• INSTRUCTIONS FOR THE TASK: Say how many lines include "your", with no words around the number.

• RECORDS SUPPLIED:
════

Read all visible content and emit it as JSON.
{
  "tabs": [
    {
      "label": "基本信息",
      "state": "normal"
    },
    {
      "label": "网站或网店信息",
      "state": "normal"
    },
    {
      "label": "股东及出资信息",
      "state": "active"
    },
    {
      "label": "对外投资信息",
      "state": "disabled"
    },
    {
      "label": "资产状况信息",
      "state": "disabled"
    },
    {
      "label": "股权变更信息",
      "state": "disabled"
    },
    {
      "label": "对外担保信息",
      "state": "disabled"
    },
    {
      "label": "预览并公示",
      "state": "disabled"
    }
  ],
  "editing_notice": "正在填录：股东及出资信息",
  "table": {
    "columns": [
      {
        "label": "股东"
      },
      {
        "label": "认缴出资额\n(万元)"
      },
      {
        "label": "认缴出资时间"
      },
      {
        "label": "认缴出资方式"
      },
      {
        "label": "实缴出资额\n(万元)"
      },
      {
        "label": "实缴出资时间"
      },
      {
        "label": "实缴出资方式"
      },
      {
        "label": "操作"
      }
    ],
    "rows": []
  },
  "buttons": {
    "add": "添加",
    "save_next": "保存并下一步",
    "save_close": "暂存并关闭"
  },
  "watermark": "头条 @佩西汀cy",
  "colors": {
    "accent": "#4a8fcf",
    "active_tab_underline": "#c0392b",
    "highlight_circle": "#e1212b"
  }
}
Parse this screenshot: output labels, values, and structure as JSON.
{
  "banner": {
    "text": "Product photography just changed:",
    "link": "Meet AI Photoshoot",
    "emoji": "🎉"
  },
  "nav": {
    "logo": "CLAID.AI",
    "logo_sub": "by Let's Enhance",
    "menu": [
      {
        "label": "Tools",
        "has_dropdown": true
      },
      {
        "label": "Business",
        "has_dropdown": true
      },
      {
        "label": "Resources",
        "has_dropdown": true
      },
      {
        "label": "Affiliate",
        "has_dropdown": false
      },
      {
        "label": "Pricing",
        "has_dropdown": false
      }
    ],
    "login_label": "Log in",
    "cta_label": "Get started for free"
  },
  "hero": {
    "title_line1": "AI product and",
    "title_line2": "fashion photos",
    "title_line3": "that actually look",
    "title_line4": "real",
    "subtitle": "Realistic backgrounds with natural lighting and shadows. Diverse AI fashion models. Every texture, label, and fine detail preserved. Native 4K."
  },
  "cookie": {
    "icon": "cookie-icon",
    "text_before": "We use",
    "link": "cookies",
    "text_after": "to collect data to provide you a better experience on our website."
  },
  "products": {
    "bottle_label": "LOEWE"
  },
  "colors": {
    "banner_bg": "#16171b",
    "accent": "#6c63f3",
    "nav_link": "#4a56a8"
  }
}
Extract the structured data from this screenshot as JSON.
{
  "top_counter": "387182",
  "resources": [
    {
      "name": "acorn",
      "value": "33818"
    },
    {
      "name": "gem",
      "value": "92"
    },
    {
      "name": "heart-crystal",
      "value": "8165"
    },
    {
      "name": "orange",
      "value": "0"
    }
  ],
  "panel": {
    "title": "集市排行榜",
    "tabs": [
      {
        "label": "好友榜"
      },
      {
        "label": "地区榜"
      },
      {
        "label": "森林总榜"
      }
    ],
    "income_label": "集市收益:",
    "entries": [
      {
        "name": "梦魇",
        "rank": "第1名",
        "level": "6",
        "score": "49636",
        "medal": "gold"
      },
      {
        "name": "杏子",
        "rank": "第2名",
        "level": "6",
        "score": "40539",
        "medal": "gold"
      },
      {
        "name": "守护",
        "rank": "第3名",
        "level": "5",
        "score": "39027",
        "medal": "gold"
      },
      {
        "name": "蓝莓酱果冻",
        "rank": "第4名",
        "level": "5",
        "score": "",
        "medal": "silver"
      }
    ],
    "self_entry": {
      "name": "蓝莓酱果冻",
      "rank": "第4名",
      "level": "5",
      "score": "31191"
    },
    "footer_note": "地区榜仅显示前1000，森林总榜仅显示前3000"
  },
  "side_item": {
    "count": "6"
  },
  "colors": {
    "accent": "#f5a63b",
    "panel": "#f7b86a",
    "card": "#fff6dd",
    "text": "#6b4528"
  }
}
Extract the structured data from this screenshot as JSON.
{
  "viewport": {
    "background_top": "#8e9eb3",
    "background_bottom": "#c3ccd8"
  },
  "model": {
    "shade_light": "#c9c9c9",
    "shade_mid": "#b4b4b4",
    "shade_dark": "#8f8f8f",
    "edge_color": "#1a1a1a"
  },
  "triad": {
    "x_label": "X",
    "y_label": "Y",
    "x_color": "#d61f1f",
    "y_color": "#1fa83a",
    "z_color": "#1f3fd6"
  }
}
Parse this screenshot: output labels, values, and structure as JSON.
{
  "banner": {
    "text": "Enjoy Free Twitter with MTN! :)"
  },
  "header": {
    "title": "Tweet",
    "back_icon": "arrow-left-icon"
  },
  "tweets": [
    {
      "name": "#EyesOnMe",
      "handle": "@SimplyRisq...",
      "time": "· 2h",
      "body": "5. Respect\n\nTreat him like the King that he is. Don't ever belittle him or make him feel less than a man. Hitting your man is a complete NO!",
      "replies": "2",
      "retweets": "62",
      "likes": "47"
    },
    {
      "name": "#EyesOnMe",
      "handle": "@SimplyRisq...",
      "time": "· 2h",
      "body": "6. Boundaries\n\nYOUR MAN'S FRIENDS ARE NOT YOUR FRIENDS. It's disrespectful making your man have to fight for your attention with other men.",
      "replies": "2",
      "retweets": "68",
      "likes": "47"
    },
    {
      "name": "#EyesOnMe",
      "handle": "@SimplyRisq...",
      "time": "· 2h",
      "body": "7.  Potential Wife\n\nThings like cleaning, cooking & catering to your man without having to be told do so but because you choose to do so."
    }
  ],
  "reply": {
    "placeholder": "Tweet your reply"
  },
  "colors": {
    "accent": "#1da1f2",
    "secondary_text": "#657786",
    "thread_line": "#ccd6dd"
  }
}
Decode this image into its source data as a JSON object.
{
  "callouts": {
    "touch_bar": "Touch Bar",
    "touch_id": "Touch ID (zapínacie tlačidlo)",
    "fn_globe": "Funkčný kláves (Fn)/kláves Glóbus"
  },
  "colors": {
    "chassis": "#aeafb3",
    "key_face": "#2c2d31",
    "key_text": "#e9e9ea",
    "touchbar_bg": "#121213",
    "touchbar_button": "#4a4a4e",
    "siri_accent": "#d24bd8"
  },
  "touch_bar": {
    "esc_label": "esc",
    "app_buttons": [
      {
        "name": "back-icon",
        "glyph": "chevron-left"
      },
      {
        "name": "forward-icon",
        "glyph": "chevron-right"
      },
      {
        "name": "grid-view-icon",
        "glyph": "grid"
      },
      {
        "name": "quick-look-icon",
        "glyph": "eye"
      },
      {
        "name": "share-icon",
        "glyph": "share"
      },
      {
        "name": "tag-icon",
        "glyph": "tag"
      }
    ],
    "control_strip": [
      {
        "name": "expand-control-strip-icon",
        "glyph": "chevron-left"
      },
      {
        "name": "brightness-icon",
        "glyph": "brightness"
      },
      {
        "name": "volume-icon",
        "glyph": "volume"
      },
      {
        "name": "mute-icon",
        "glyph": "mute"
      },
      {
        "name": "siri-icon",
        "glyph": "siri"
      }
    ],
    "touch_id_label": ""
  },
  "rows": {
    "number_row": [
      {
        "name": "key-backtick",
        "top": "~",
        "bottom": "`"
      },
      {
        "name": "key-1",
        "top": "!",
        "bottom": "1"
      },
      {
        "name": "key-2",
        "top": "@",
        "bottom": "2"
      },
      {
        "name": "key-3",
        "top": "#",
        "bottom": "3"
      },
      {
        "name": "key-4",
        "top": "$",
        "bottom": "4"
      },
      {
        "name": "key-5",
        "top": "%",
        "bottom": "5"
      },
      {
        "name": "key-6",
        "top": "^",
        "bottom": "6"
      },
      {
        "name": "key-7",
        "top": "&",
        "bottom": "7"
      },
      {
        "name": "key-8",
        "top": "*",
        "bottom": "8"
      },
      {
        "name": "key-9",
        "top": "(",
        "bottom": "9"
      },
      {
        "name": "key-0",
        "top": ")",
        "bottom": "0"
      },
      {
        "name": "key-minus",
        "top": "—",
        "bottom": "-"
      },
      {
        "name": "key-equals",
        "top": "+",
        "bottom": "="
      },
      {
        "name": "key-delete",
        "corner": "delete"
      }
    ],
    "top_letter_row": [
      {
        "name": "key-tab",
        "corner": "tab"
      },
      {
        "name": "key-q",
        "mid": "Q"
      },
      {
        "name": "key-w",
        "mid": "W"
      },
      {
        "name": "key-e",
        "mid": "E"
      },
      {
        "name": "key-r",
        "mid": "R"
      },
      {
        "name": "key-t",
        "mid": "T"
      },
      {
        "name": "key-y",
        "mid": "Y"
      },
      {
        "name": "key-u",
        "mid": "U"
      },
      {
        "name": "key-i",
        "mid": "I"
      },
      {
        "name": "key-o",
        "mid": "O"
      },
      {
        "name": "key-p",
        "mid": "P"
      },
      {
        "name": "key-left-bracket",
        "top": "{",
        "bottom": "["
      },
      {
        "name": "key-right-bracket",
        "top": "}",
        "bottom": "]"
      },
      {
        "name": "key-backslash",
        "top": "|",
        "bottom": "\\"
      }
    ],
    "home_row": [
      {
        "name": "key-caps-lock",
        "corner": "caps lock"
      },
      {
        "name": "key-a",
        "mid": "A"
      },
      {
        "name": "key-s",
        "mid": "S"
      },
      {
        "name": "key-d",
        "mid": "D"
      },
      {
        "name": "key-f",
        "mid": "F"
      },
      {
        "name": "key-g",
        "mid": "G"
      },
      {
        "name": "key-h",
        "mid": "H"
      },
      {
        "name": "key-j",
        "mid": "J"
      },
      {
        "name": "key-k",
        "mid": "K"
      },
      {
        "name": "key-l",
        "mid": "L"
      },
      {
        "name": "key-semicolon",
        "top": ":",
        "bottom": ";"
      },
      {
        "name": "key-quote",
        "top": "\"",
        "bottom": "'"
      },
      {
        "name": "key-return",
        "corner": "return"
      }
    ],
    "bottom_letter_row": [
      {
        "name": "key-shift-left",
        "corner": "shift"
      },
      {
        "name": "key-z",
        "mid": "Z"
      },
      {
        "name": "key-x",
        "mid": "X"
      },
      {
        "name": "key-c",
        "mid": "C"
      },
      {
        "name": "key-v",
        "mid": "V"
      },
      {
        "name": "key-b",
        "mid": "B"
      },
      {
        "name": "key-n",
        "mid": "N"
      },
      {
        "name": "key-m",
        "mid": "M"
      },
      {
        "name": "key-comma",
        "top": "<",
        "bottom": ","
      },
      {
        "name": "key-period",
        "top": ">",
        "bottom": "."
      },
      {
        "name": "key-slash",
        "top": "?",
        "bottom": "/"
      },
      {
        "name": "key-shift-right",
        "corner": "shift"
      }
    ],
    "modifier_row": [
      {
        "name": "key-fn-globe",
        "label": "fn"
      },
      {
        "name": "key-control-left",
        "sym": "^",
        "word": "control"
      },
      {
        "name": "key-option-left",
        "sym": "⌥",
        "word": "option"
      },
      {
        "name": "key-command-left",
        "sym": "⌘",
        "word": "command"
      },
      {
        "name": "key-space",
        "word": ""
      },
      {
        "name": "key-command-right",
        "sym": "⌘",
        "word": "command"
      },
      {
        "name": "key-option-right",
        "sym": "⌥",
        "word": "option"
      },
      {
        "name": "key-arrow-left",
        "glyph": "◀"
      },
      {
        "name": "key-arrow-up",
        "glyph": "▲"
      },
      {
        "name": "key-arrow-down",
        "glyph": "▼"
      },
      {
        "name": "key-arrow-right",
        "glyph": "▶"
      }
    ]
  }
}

════

• ANSWER FOR THIS EXERCISE: 4